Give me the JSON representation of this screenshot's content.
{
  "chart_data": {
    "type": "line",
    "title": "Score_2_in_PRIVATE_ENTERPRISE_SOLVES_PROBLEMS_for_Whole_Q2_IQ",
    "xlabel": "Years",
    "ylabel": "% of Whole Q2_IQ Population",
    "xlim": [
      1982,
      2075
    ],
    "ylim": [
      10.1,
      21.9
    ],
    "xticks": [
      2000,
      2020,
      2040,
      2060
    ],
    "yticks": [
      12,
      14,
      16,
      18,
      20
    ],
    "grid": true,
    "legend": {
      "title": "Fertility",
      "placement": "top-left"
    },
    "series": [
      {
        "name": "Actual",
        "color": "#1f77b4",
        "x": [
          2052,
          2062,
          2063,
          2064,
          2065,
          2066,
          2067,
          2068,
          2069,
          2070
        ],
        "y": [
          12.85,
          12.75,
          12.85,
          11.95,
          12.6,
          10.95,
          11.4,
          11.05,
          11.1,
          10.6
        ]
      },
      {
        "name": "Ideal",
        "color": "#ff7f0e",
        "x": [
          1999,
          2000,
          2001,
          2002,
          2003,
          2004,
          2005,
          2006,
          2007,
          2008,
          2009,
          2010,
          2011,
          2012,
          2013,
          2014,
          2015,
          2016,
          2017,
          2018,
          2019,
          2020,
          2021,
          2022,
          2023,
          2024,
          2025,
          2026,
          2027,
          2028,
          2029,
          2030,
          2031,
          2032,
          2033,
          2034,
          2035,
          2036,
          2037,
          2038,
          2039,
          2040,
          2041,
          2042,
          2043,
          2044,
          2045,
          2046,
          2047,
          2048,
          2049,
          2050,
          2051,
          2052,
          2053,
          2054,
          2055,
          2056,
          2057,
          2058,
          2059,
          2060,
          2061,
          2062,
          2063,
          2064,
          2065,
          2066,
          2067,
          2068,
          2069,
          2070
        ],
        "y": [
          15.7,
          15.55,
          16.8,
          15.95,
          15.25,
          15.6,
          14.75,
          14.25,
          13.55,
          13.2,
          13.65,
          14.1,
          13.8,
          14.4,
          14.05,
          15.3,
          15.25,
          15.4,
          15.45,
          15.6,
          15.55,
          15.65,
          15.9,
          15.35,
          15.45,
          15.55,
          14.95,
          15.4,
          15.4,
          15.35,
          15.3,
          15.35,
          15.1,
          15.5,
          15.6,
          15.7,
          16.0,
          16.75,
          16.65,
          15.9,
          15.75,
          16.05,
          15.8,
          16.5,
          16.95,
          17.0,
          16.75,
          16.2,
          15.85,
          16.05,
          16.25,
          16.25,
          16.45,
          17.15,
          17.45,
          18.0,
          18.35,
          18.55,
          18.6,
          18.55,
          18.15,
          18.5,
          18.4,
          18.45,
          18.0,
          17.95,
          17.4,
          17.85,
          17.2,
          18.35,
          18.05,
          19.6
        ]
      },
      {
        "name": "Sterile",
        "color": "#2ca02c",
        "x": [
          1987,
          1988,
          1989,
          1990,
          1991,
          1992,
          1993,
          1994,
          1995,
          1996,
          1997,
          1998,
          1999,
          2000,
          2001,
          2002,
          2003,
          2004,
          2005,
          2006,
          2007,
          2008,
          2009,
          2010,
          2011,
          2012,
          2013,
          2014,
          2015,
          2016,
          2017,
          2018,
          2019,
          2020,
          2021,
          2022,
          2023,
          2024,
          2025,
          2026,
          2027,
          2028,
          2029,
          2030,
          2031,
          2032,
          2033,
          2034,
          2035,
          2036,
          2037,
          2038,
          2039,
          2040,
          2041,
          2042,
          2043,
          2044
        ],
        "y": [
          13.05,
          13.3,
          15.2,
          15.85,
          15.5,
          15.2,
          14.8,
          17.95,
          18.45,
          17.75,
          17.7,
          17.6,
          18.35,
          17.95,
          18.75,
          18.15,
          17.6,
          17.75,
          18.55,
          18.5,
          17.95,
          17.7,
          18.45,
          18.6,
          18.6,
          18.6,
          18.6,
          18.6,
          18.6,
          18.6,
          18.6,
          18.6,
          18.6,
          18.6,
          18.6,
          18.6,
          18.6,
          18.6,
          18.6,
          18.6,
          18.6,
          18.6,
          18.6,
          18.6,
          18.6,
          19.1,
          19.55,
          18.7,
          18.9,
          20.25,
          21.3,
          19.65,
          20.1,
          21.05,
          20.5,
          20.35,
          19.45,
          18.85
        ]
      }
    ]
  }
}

-----

• DIRECTIVE
State the number of lines holding the word "color" in the listing. Add nothing else.

• SOLUTION TO THE PROBLEM
3